[Dataset records]
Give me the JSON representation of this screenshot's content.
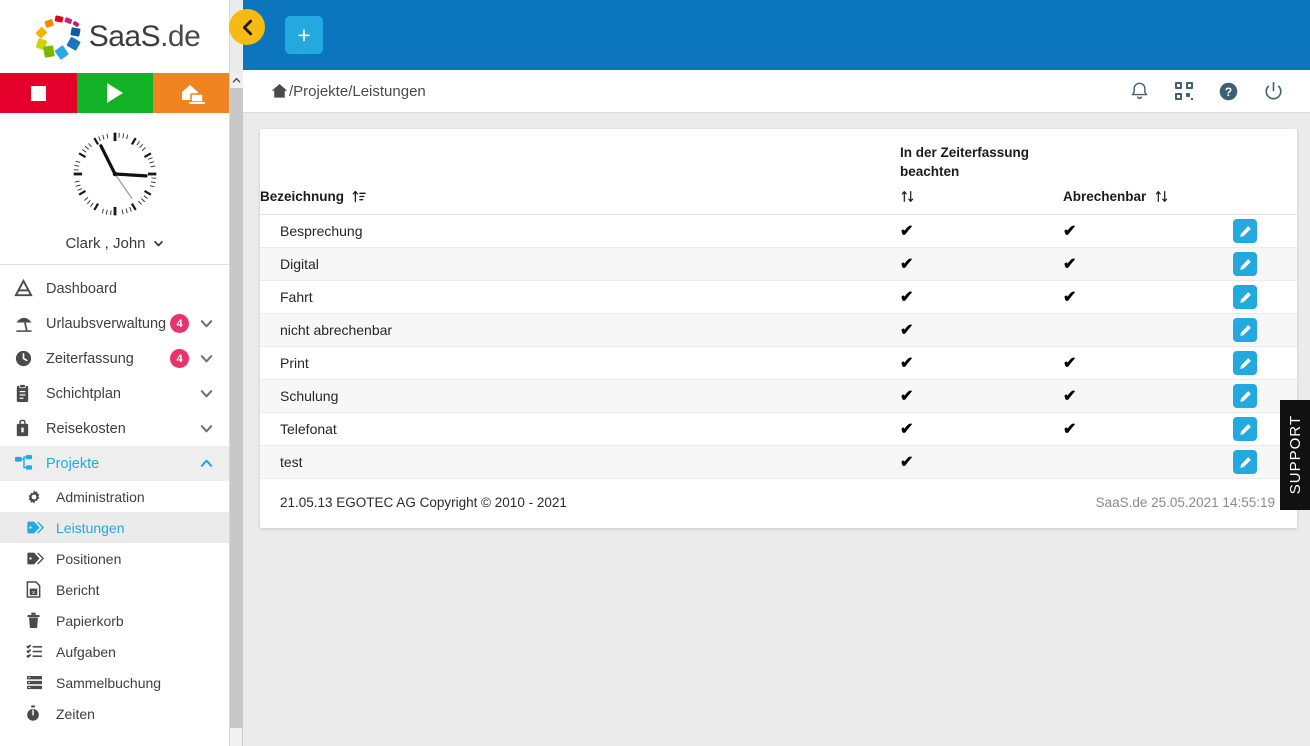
{
  "brand": {
    "logo_text": "SaaS",
    "logo_suffix": ".de",
    "accent_blue": "#0b76bd",
    "light_blue": "#24a8e0",
    "badge_pink": "#e8336d",
    "yellow": "#f5bb14"
  },
  "quickbar": [
    {
      "name": "stop-button",
      "label": "stop-icon",
      "color": "#e4002b"
    },
    {
      "name": "play-button",
      "label": "play-icon",
      "color": "#12b126"
    },
    {
      "name": "homeoffice-button",
      "label": "home-office-icon",
      "color": "#ef8420"
    }
  ],
  "user": {
    "name": "Clark , John",
    "clock_time": "14:55",
    "chevron": "chevron-down-icon"
  },
  "sidebar": {
    "items": [
      {
        "label": "Dashboard",
        "icon": "dashboard-icon",
        "badge": "",
        "chevron": "",
        "active": false
      },
      {
        "label": "Urlaubsverwaltung",
        "icon": "beach-umbrella-icon",
        "badge": "4",
        "chevron": "down",
        "active": false
      },
      {
        "label": "Zeiterfassung",
        "icon": "clock-icon",
        "badge": "4",
        "chevron": "down",
        "active": false
      },
      {
        "label": "Schichtplan",
        "icon": "clipboard-icon",
        "badge": "",
        "chevron": "down",
        "active": false
      },
      {
        "label": "Reisekosten",
        "icon": "briefcase-icon",
        "badge": "",
        "chevron": "down",
        "active": false
      },
      {
        "label": "Projekte",
        "icon": "sitemap-icon",
        "badge": "",
        "chevron": "up",
        "active": true
      }
    ],
    "subitems": [
      {
        "label": "Administration",
        "icon": "gear-icon",
        "active": false
      },
      {
        "label": "Leistungen",
        "icon": "tag-icon",
        "active": true
      },
      {
        "label": "Positionen",
        "icon": "tag-icon",
        "active": false
      },
      {
        "label": "Bericht",
        "icon": "excel-file-icon",
        "active": false
      },
      {
        "label": "Papierkorb",
        "icon": "trash-icon",
        "active": false
      },
      {
        "label": "Aufgaben",
        "icon": "task-list-icon",
        "active": false
      },
      {
        "label": "Sammelbuchung",
        "icon": "server-icon",
        "active": false
      },
      {
        "label": "Zeiten",
        "icon": "stopwatch-icon",
        "active": false
      }
    ]
  },
  "topbar": {
    "back_button": "back-chevron-icon",
    "add_button_label": "+"
  },
  "breadcrumb": {
    "home_icon": "home-icon",
    "path": "/Projekte/Leistungen",
    "actions": [
      {
        "name": "notifications-icon",
        "label": "bell-icon"
      },
      {
        "name": "apps-grid-icon",
        "label": "qr-grid-icon"
      },
      {
        "name": "help-icon",
        "label": "question-mark-icon"
      },
      {
        "name": "power-icon",
        "label": "power-off-icon"
      }
    ]
  },
  "table": {
    "columns": [
      {
        "label": "Bezeichnung",
        "sort": "sort-alpha-asc-icon"
      },
      {
        "label": "In der Zeiterfassung beachten",
        "sort": "sort-updown-icon"
      },
      {
        "label": "Abrechenbar",
        "sort": "sort-updown-icon"
      },
      {
        "label": "",
        "sort": ""
      }
    ],
    "rows": [
      {
        "bezeichnung": "Besprechung",
        "zeiterfassung": true,
        "abrechenbar": true,
        "action": "edit-icon"
      },
      {
        "bezeichnung": "Digital",
        "zeiterfassung": true,
        "abrechenbar": true,
        "action": "edit-icon"
      },
      {
        "bezeichnung": "Fahrt",
        "zeiterfassung": true,
        "abrechenbar": true,
        "action": "edit-icon"
      },
      {
        "bezeichnung": "nicht abrechenbar",
        "zeiterfassung": true,
        "abrechenbar": false,
        "action": "edit-icon"
      },
      {
        "bezeichnung": "Print",
        "zeiterfassung": true,
        "abrechenbar": true,
        "action": "edit-icon"
      },
      {
        "bezeichnung": "Schulung",
        "zeiterfassung": true,
        "abrechenbar": true,
        "action": "edit-icon"
      },
      {
        "bezeichnung": "Telefonat",
        "zeiterfassung": true,
        "abrechenbar": true,
        "action": "edit-icon"
      },
      {
        "bezeichnung": "test",
        "zeiterfassung": true,
        "abrechenbar": false,
        "action": "edit-icon"
      }
    ],
    "checkmark": "✔"
  },
  "footer": {
    "copyright": "21.05.13 EGOTEC AG Copyright © 2010 - 2021",
    "right": "SaaS.de  25.05.2021 14:55:19"
  },
  "support_tab": {
    "label": "SUPPORT"
  }
}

→ **Aim**
Return all the entries word for word, but omit any pictures they contain.

→ **Answer in full**
Give me the JSON representation of this screenshot's content.
{
  "brand": {
    "logo_text": "SaaS",
    "logo_suffix": ".de",
    "accent_blue": "#0b76bd",
    "light_blue": "#24a8e0",
    "badge_pink": "#e8336d",
    "yellow": "#f5bb14"
  },
  "quickbar": [
    {
      "name": "stop-button",
      "label": "stop-icon",
      "color": "#e4002b"
    },
    {
      "name": "play-button",
      "label": "play-icon",
      "color": "#12b126"
    },
    {
      "name": "homeoffice-button",
      "label": "home-office-icon",
      "color": "#ef8420"
    }
  ],
  "user": {
    "name": "Clark , John",
    "clock_time": "14:55",
    "chevron": "chevron-down-icon"
  },
  "sidebar": {
    "items": [
      {
        "label": "Dashboard",
        "icon": "dashboard-icon",
        "badge": "",
        "chevron": "",
        "active": false
      },
      {
        "label": "Urlaubsverwaltung",
        "icon": "beach-umbrella-icon",
        "badge": "4",
        "chevron": "down",
        "active": false
      },
      {
        "label": "Zeiterfassung",
        "icon": "clock-icon",
        "badge": "4",
        "chevron": "down",
        "active": false
      },
      {
        "label": "Schichtplan",
        "icon": "clipboard-icon",
        "badge": "",
        "chevron": "down",
        "active": false
      },
      {
        "label": "Reisekosten",
        "icon": "briefcase-icon",
        "badge": "",
        "chevron": "down",
        "active": false
      },
      {
        "label": "Projekte",
        "icon": "sitemap-icon",
        "badge": "",
        "chevron": "up",
        "active": true
      }
    ],
    "subitems": [
      {
        "label": "Administration",
        "icon": "gear-icon",
        "active": false
      },
      {
        "label": "Leistungen",
        "icon": "tag-icon",
        "active": true
      },
      {
        "label": "Positionen",
        "icon": "tag-icon",
        "active": false
      },
      {
        "label": "Bericht",
        "icon": "excel-file-icon",
        "active": false
      },
      {
        "label": "Papierkorb",
        "icon": "trash-icon",
        "active": false
      },
      {
        "label": "Aufgaben",
        "icon": "task-list-icon",
        "active": false
      },
      {
        "label": "Sammelbuchung",
        "icon": "server-icon",
        "active": false
      },
      {
        "label": "Zeiten",
        "icon": "stopwatch-icon",
        "active": false
      }
    ]
  },
  "topbar": {
    "back_button": "back-chevron-icon",
    "add_button_label": "+"
  },
  "breadcrumb": {
    "home_icon": "home-icon",
    "path": "/Projekte/Leistungen",
    "actions": [
      {
        "name": "notifications-icon",
        "label": "bell-icon"
      },
      {
        "name": "apps-grid-icon",
        "label": "qr-grid-icon"
      },
      {
        "name": "help-icon",
        "label": "question-mark-icon"
      },
      {
        "name": "power-icon",
        "label": "power-off-icon"
      }
    ]
  },
  "table": {
    "columns": [
      {
        "label": "Bezeichnung",
        "sort": "sort-alpha-asc-icon"
      },
      {
        "label": "In der Zeiterfassung beachten",
        "sort": "sort-updown-icon"
      },
      {
        "label": "Abrechenbar",
        "sort": "sort-updown-icon"
      },
      {
        "label": "",
        "sort": ""
      }
    ],
    "rows": [
      {
        "bezeichnung": "Besprechung",
        "zeiterfassung": true,
        "abrechenbar": true,
        "action": "edit-icon"
      },
      {
        "bezeichnung": "Digital",
        "zeiterfassung": true,
        "abrechenbar": true,
        "action": "edit-icon"
      },
      {
        "bezeichnung": "Fahrt",
        "zeiterfassung": true,
        "abrechenbar": true,
        "action": "edit-icon"
      },
      {
        "bezeichnung": "nicht abrechenbar",
        "zeiterfassung": true,
        "abrechenbar": false,
        "action": "edit-icon"
      },
      {
        "bezeichnung": "Print",
        "zeiterfassung": true,
        "abrechenbar": true,
        "action": "edit-icon"
      },
      {
        "bezeichnung": "Schulung",
        "zeiterfassung": true,
        "abrechenbar": true,
        "action": "edit-icon"
      },
      {
        "bezeichnung": "Telefonat",
        "zeiterfassung": true,
        "abrechenbar": true,
        "action": "edit-icon"
      },
      {
        "bezeichnung": "test",
        "zeiterfassung": true,
        "abrechenbar": false,
        "action": "edit-icon"
      }
    ],
    "checkmark": "✔"
  },
  "footer": {
    "copyright": "21.05.13 EGOTEC AG Copyright © 2010 - 2021",
    "right": "SaaS.de  25.05.2021 14:55:19"
  },
  "support_tab": {
    "label": "SUPPORT"
  }
}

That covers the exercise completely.